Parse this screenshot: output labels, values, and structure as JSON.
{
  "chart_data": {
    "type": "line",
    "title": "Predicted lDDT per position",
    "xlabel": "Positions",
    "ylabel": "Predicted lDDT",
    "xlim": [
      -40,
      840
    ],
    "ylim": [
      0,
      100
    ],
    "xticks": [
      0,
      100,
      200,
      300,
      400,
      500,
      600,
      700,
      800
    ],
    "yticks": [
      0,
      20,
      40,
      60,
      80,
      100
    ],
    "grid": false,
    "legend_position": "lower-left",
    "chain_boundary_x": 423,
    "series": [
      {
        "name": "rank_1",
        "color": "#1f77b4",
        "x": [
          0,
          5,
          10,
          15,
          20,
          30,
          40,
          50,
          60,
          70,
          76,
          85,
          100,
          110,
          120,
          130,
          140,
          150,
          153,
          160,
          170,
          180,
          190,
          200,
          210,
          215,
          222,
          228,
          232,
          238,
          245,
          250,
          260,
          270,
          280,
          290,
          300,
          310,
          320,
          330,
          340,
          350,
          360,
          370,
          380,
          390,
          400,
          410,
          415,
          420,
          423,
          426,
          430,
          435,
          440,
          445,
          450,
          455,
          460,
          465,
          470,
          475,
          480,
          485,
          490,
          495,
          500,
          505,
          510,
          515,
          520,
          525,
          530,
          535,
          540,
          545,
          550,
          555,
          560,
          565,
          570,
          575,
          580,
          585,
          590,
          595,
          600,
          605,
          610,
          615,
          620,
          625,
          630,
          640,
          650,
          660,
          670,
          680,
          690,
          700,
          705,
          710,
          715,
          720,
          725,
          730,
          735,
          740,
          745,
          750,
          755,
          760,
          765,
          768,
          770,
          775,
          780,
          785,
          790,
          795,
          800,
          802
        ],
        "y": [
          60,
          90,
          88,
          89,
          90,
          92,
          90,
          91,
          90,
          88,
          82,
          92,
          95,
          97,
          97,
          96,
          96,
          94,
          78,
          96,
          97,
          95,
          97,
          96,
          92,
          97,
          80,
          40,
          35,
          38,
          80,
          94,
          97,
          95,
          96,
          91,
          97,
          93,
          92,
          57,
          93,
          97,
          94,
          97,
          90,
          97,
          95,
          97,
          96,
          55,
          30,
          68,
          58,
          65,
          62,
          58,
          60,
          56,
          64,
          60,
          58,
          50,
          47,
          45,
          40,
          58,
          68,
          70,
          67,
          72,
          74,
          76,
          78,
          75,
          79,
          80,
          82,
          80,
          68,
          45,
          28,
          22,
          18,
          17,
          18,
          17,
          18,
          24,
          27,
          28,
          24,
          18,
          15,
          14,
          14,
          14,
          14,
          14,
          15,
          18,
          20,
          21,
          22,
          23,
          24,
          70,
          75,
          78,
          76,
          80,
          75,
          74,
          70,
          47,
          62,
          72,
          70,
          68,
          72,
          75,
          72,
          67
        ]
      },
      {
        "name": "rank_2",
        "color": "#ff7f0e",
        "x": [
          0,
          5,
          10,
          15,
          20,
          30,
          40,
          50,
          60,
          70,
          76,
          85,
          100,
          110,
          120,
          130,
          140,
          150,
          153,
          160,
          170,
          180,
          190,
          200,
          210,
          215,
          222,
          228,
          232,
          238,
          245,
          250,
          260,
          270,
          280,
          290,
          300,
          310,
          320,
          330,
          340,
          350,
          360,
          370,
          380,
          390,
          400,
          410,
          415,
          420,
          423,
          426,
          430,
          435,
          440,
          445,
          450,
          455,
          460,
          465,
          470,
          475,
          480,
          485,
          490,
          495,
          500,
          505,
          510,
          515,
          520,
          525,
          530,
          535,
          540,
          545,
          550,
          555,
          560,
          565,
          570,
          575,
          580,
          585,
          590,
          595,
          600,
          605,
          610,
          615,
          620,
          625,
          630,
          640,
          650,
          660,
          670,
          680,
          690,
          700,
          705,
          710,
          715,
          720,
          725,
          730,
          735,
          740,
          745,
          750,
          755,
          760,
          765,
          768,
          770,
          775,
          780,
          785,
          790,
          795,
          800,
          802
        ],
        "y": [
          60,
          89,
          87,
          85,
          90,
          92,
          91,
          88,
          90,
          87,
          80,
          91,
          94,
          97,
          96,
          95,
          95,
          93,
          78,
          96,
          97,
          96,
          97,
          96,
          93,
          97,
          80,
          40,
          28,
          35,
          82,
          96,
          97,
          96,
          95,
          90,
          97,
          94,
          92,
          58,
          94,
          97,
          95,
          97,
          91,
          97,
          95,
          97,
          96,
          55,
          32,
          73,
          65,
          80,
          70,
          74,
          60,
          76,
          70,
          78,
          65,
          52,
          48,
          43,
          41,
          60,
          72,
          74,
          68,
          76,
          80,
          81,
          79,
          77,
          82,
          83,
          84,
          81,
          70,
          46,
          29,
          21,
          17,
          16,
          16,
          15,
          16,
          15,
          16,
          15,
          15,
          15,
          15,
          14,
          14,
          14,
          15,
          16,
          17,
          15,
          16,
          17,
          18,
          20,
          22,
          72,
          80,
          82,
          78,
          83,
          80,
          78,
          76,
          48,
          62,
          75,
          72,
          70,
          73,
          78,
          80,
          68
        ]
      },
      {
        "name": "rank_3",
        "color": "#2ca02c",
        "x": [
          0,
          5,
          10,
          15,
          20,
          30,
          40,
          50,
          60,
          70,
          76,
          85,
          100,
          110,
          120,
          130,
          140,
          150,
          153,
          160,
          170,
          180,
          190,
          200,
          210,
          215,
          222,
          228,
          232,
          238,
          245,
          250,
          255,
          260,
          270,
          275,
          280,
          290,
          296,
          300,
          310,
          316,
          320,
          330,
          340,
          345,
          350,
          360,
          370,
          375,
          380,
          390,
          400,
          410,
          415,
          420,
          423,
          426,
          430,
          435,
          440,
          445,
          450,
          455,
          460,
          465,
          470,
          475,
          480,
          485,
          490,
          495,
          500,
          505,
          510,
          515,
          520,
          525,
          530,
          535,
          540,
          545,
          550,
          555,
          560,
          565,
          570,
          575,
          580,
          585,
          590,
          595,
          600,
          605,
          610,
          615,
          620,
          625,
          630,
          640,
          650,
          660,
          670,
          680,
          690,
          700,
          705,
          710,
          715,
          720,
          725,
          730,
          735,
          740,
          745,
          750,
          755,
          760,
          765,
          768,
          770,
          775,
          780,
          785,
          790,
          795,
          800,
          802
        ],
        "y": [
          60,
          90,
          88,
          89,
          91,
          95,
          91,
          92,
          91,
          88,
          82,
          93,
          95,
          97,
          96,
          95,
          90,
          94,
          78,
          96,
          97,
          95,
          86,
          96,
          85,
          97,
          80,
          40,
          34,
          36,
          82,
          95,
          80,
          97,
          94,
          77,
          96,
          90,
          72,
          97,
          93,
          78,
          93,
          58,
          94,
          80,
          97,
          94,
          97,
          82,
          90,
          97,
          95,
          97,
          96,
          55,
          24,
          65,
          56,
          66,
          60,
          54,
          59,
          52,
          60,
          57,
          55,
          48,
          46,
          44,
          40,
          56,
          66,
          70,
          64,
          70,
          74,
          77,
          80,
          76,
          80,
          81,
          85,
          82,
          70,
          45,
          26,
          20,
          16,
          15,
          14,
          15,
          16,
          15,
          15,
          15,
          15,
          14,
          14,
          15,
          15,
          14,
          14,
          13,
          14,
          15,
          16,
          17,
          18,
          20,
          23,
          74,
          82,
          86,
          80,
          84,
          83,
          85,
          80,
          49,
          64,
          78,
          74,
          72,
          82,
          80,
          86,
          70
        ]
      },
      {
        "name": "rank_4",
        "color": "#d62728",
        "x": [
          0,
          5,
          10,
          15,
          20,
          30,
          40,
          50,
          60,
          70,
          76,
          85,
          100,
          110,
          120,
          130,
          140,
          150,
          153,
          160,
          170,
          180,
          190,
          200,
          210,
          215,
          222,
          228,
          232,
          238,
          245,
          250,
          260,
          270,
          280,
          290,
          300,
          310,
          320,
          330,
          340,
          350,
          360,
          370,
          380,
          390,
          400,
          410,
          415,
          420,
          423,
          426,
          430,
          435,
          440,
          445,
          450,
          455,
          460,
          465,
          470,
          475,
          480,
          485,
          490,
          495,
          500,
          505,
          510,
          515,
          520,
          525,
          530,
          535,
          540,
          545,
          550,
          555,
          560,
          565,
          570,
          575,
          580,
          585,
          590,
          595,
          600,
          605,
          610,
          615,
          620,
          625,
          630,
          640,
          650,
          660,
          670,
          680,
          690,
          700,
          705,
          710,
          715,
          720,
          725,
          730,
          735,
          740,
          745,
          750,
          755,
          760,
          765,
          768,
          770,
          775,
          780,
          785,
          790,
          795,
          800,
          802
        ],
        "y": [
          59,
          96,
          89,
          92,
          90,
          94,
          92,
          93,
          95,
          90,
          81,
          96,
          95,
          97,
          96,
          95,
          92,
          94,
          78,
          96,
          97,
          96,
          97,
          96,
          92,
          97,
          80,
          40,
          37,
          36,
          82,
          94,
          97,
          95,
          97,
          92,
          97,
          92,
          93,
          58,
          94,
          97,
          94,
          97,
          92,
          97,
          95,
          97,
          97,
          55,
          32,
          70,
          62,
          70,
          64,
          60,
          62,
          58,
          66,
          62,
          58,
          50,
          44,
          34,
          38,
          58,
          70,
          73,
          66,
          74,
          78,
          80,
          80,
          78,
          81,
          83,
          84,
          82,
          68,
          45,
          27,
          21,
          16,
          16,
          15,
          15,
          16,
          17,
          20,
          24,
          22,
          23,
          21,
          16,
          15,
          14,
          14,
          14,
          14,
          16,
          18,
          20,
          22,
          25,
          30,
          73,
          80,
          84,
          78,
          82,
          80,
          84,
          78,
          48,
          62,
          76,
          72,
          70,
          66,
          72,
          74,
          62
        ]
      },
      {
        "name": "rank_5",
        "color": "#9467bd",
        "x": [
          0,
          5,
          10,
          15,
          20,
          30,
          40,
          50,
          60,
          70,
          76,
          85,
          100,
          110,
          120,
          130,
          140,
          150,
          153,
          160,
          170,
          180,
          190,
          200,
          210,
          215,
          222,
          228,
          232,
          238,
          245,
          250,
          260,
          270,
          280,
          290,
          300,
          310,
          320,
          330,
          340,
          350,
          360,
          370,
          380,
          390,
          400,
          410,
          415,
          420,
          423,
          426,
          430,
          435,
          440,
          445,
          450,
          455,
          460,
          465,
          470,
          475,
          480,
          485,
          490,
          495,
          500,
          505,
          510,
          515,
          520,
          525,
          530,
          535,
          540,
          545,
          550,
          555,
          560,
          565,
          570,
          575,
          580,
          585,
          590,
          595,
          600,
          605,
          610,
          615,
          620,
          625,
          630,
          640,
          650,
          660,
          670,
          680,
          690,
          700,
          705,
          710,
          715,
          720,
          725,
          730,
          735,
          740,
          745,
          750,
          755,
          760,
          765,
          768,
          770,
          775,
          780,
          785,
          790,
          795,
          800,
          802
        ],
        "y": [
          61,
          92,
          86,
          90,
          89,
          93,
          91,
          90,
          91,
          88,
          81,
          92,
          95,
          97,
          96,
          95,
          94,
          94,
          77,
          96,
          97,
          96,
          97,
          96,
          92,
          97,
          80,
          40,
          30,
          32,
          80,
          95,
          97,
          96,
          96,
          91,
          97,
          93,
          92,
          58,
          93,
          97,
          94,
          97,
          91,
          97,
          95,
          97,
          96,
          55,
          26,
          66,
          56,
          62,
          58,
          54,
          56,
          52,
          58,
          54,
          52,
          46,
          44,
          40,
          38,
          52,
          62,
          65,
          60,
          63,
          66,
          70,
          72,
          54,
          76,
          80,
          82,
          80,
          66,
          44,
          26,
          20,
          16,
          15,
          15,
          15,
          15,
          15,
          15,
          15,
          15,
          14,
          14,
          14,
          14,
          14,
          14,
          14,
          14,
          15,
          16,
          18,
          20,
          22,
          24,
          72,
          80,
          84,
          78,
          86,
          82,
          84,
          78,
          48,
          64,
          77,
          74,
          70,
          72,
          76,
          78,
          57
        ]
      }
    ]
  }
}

════════

_Direction_
Where does the word "name" appear in the listing? List each line that holds it.

_Task output_
        "name": "rank_1",
        "name": "rank_2",
        "name": "rank_3",
        "name": "rank_4",
        "name": "rank_5",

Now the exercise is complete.